Written task »
Answer these questions about the stackcount demonstration:
1. What does submit_bio() create?
2. What count is shown for the stack trace that includes ext4_rename?
3. Which keys does the tracing message say to press to end tracing?

Demonstrations of stackcount, the Linux eBPF/bcc version.


This program traces kernel functions and frequency counts them with their entire
kernel stack trace, summarized in-kernel for efficiency. For example, counting
stack traces that led to submit_bio(), which creates block device I/O:

# ./stackcount submit_bio
Tracing 1 functions for "submit_bio"... Hit Ctrl-C to end.
^C
  submit_bio
  submit_bh
  journal_submit_commit_record.isra.13
  jbd2_journal_commit_transaction
  kjournald2
  kthread
  ret_from_fork
  mb_cache_list
    1

  submit_bio
  __block_write_full_page.constprop.39
  block_write_full_page
  blkdev_writepage
  __writepage
  write_cache_pages
  generic_writepages
  do_writepages
  __writeback_single_inode
  writeback_sb_inodes
  __writeback_inodes_wb
    2

  submit_bio
  __block_write_full_page.constprop.39
  block_write_full_page
  blkdev_writepage
  __writepage
  write_cache_pages
  generic_writepages
  do_writepages
  __filemap_fdatawrite_range
  filemap_fdatawrite
  fdatawrite_one_bdev
    36

  submit_bio
  submit_bh
  jbd2_journal_commit_transaction
  kjournald2
  kthread
  ret_from_fork
  mb_cache_list
    38

  submit_bio
  ext4_writepages
  do_writepages
  __filemap_fdatawrite_range
  filemap_flush
  ext4_alloc_da_blocks
  ext4_rename
  ext4_rename2
  vfs_rename
  sys_rename
  entry_SYSCALL_64_fastpath
    79

Detaching...

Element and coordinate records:
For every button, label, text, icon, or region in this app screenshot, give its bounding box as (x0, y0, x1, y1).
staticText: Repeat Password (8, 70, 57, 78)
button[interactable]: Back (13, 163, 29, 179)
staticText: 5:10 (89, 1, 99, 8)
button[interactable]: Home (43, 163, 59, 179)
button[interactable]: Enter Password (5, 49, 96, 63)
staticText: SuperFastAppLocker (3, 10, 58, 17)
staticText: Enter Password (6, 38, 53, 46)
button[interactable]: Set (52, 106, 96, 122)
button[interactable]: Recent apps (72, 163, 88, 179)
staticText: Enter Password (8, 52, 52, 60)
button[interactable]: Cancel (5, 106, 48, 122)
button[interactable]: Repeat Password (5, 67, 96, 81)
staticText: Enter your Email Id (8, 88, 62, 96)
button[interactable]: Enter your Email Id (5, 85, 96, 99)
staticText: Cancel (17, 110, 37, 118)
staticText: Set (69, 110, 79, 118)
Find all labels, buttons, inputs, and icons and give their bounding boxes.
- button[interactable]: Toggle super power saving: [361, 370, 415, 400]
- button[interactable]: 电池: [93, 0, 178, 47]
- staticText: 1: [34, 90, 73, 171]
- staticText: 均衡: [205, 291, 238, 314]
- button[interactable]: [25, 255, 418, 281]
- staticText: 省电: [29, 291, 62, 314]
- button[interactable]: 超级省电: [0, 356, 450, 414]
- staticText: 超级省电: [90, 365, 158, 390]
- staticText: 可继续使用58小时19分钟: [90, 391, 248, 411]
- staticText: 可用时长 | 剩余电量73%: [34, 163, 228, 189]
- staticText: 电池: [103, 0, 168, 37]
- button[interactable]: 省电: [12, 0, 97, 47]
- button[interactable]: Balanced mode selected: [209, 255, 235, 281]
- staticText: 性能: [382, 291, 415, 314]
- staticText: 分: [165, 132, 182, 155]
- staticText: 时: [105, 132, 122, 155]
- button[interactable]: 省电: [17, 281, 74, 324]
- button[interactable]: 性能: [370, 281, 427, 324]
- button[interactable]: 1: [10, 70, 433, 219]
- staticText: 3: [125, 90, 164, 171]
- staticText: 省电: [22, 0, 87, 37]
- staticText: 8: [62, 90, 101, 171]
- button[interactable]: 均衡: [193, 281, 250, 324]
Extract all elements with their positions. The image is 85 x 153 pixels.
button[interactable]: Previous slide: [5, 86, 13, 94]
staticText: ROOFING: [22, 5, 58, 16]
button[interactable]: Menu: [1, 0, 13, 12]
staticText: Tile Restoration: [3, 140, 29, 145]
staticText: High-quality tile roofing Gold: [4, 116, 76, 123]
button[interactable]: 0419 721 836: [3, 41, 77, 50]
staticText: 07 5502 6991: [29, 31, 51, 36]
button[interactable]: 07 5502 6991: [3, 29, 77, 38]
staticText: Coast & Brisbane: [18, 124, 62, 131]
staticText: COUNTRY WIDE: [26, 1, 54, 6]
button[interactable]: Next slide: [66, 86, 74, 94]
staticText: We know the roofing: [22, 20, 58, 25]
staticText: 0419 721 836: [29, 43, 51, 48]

Exercise output »
1. Block device I/O.
2. 79.
3. Ctrl-C.